## [AIM OF THE TASK]
Return the records exactly as they are.

(Dataset records)
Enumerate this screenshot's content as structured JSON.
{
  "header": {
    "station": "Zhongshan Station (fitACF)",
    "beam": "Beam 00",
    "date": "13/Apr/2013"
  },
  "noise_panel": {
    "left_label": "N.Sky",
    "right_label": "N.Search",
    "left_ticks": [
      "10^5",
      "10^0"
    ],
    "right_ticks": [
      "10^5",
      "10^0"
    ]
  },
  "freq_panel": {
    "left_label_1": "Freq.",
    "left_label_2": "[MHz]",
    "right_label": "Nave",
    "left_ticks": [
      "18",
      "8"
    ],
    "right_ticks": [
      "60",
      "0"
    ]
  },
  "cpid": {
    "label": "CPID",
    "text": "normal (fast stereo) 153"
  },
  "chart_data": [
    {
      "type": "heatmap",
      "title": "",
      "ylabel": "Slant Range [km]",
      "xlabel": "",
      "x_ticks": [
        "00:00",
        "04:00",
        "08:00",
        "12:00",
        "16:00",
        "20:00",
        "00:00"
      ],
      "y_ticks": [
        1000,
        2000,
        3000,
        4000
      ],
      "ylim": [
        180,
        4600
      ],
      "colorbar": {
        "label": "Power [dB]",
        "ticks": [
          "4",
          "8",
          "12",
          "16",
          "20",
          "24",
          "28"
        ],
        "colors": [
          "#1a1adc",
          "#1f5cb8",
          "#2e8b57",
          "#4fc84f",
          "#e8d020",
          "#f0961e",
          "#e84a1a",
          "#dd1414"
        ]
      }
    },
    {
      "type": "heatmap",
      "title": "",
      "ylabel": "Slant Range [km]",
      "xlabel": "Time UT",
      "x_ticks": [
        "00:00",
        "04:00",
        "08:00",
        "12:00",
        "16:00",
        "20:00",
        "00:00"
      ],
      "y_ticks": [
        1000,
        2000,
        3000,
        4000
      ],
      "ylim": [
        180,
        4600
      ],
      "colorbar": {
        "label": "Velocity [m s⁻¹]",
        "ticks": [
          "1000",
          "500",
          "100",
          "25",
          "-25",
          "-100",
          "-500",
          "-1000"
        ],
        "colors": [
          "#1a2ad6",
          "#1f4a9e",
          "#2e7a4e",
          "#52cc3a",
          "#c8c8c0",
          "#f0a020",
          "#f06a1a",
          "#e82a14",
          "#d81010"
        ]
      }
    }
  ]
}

## [FINISHED TASK]
Enumerate this screenshot's content as structured JSON.
{
  "header": {
    "station": "Zhongshan Station (fitACF)",
    "beam": "Beam 00",
    "date": "13/Apr/2013"
  },
  "noise_panel": {
    "left_label": "N.Sky",
    "right_label": "N.Search",
    "left_ticks": [
      "10^5",
      "10^0"
    ],
    "right_ticks": [
      "10^5",
      "10^0"
    ]
  },
  "freq_panel": {
    "left_label_1": "Freq.",
    "left_label_2": "[MHz]",
    "right_label": "Nave",
    "left_ticks": [
      "18",
      "8"
    ],
    "right_ticks": [
      "60",
      "0"
    ]
  },
  "cpid": {
    "label": "CPID",
    "text": "normal (fast stereo) 153"
  },
  "chart_data": [
    {
      "type": "heatmap",
      "title": "",
      "ylabel": "Slant Range [km]",
      "xlabel": "",
      "x_ticks": [
        "00:00",
        "04:00",
        "08:00",
        "12:00",
        "16:00",
        "20:00",
        "00:00"
      ],
      "y_ticks": [
        1000,
        2000,
        3000,
        4000
      ],
      "ylim": [
        180,
        4600
      ],
      "colorbar": {
        "label": "Power [dB]",
        "ticks": [
          "4",
          "8",
          "12",
          "16",
          "20",
          "24",
          "28"
        ],
        "colors": [
          "#1a1adc",
          "#1f5cb8",
          "#2e8b57",
          "#4fc84f",
          "#e8d020",
          "#f0961e",
          "#e84a1a",
          "#dd1414"
        ]
      }
    },
    {
      "type": "heatmap",
      "title": "",
      "ylabel": "Slant Range [km]",
      "xlabel": "Time UT",
      "x_ticks": [
        "00:00",
        "04:00",
        "08:00",
        "12:00",
        "16:00",
        "20:00",
        "00:00"
      ],
      "y_ticks": [
        1000,
        2000,
        3000,
        4000
      ],
      "ylim": [
        180,
        4600
      ],
      "colorbar": {
        "label": "Velocity [m s⁻¹]",
        "ticks": [
          "1000",
          "500",
          "100",
          "25",
          "-25",
          "-100",
          "-500",
          "-1000"
        ],
        "colors": [
          "#1a2ad6",
          "#1f4a9e",
          "#2e7a4e",
          "#52cc3a",
          "#c8c8c0",
          "#f0a020",
          "#f06a1a",
          "#e82a14",
          "#d81010"
        ]
      }
    }
  ]
}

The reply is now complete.